— begin Record excerpts —

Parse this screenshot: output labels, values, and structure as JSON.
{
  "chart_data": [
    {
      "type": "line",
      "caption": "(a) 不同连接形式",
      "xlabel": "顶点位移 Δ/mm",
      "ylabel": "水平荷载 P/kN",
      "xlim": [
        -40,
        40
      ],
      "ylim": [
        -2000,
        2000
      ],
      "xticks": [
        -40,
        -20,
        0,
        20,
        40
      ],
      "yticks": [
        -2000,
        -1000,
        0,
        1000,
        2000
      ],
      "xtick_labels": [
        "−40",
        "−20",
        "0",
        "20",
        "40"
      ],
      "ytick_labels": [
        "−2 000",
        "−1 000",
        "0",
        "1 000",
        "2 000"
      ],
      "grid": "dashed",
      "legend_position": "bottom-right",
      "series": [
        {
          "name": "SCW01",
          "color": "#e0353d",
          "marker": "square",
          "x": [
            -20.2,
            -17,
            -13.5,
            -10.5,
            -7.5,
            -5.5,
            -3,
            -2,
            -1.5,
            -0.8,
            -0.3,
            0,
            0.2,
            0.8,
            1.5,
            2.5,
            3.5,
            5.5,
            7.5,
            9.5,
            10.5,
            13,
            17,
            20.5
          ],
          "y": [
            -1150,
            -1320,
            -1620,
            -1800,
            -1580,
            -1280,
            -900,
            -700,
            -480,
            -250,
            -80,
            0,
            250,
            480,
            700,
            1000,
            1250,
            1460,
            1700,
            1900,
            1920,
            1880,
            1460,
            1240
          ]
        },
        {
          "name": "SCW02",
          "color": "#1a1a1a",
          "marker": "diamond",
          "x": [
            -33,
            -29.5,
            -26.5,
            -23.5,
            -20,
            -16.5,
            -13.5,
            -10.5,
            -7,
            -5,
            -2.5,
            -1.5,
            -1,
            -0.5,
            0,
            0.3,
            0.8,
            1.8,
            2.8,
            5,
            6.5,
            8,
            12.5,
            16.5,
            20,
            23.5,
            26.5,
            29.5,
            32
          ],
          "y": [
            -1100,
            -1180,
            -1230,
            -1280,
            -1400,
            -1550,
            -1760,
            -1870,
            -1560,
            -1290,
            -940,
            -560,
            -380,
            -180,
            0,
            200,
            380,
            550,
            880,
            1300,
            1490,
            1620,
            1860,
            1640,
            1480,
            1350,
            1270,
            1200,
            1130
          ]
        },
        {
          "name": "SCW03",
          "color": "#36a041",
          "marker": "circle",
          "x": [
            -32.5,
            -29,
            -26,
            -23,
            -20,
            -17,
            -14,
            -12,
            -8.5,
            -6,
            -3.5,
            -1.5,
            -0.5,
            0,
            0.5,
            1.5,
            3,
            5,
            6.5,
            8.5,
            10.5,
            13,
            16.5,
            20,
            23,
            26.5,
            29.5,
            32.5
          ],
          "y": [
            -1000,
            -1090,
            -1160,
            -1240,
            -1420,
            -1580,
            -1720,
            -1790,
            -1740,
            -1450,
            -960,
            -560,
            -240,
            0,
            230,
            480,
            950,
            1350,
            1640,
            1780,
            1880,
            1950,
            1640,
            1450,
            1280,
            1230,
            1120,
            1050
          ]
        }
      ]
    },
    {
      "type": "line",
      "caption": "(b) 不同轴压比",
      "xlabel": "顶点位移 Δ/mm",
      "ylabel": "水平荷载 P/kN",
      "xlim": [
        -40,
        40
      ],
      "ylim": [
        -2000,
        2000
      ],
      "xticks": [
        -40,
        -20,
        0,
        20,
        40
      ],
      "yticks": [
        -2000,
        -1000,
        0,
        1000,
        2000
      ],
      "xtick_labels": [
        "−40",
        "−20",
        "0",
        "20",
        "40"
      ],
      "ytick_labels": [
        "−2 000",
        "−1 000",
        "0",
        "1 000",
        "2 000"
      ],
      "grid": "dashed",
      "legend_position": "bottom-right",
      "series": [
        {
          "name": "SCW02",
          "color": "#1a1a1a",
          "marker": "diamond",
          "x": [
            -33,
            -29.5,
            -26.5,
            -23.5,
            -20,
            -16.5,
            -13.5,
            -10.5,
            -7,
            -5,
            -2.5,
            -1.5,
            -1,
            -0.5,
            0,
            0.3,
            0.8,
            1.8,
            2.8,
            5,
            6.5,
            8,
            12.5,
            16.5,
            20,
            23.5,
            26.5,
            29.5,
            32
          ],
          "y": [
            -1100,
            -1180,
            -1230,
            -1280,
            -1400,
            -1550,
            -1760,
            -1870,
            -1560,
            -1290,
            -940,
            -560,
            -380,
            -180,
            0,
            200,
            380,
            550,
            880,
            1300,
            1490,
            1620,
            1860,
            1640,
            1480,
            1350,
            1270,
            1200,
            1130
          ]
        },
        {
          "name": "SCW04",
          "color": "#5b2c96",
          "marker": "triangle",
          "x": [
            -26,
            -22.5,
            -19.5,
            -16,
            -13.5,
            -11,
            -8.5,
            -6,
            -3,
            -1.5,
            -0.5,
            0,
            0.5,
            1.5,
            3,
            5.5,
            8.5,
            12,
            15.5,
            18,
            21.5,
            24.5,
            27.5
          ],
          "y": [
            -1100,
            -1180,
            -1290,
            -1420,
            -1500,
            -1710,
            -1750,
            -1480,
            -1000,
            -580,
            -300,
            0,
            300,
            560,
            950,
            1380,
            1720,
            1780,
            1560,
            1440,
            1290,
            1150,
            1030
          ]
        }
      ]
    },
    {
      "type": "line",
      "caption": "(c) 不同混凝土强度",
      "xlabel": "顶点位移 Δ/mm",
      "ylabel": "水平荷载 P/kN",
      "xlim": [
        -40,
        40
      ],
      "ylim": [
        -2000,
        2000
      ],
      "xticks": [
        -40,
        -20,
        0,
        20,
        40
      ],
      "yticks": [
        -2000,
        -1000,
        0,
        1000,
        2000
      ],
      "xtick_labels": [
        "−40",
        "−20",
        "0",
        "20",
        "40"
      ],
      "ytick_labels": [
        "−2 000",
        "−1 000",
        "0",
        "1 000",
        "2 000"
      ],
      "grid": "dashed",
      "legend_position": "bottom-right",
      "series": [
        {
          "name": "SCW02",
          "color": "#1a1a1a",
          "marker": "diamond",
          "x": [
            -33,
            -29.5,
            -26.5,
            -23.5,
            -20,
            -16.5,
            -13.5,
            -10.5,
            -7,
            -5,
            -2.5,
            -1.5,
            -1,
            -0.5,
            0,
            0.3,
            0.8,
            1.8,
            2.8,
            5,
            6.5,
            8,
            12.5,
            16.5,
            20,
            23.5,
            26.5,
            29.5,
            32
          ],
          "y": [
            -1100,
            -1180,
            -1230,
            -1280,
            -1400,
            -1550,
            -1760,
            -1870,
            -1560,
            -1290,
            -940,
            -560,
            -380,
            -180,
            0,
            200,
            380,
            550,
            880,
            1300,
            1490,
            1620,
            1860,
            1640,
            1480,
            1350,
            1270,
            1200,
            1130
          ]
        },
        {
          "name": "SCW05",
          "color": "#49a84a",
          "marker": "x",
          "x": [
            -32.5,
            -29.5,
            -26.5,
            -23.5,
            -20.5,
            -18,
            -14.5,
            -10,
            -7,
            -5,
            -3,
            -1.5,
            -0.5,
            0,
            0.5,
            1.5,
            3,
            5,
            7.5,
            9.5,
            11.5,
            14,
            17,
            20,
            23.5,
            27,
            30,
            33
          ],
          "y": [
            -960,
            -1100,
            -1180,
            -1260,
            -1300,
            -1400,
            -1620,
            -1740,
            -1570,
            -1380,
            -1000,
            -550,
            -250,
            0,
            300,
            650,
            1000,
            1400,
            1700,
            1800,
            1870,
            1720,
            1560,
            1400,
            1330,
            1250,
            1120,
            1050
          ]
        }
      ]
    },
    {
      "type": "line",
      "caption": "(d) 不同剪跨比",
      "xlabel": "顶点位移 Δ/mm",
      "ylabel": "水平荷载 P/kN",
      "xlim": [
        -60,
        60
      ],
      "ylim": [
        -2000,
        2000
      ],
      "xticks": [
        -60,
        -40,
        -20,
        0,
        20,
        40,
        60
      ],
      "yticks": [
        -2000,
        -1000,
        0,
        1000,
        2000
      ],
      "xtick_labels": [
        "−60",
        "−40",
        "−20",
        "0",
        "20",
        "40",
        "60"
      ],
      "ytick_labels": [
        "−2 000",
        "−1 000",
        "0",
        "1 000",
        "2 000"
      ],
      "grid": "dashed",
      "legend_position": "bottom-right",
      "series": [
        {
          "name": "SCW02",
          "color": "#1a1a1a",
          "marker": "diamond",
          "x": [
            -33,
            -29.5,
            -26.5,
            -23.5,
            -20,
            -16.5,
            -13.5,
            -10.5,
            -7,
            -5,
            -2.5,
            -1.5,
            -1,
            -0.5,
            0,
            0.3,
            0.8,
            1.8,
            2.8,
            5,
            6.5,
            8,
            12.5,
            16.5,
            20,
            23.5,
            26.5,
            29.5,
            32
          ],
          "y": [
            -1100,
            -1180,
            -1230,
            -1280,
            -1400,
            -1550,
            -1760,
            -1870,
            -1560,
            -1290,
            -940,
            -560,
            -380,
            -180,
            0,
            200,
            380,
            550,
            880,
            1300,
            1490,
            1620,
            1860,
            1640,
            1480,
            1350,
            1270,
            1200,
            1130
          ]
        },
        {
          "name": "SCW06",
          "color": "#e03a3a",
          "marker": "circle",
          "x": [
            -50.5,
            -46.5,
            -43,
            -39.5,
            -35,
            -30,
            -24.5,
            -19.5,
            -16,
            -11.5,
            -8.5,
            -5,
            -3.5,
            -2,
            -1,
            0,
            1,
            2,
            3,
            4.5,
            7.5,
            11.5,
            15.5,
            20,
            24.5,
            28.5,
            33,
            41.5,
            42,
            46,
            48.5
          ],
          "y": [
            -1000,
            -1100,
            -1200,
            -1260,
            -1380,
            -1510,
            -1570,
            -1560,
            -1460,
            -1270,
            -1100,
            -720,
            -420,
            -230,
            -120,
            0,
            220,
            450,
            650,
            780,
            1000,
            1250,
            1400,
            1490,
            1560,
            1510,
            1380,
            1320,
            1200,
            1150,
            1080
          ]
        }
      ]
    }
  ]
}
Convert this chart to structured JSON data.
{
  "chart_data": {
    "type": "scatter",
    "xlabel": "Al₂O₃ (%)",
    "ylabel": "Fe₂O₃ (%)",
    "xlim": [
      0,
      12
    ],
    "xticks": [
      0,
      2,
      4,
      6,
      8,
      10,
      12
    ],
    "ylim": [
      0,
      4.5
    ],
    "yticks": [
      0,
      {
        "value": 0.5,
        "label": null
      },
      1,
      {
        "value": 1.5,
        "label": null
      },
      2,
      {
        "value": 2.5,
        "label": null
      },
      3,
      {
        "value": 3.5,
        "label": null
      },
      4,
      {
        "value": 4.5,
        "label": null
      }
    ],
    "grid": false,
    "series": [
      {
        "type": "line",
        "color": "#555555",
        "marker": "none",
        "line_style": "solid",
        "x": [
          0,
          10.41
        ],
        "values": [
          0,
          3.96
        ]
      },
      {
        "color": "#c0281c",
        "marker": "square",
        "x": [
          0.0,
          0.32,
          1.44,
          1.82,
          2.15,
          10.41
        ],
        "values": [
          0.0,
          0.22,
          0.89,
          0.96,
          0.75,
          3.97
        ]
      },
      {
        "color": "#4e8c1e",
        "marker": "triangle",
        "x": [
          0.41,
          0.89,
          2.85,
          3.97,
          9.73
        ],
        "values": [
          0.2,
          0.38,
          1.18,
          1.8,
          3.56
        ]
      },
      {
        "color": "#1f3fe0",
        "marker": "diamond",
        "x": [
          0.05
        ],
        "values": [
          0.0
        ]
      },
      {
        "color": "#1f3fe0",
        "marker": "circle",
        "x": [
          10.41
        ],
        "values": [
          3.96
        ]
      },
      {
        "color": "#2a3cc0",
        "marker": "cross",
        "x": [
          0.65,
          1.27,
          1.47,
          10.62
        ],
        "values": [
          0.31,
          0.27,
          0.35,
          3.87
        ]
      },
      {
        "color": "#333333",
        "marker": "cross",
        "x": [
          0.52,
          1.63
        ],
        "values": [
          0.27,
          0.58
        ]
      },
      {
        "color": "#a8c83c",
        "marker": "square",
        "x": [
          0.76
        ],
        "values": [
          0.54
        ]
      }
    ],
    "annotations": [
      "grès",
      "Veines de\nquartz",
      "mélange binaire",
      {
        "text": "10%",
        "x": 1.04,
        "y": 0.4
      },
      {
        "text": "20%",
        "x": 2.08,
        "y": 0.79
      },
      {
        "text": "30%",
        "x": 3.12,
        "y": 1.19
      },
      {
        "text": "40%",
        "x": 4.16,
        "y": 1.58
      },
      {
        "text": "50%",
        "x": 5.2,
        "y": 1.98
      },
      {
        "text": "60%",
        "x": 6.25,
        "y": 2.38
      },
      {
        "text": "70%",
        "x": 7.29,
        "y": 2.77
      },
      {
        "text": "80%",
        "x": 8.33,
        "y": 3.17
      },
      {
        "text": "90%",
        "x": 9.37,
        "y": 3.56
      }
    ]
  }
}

— end Record excerpts —

● **What you will do**
Extract from the material all lines containing the string "this".

● **Exercise output**
Parse this screenshot: output labels, values, and structure as JSON.
Convert this chart to structured JSON data.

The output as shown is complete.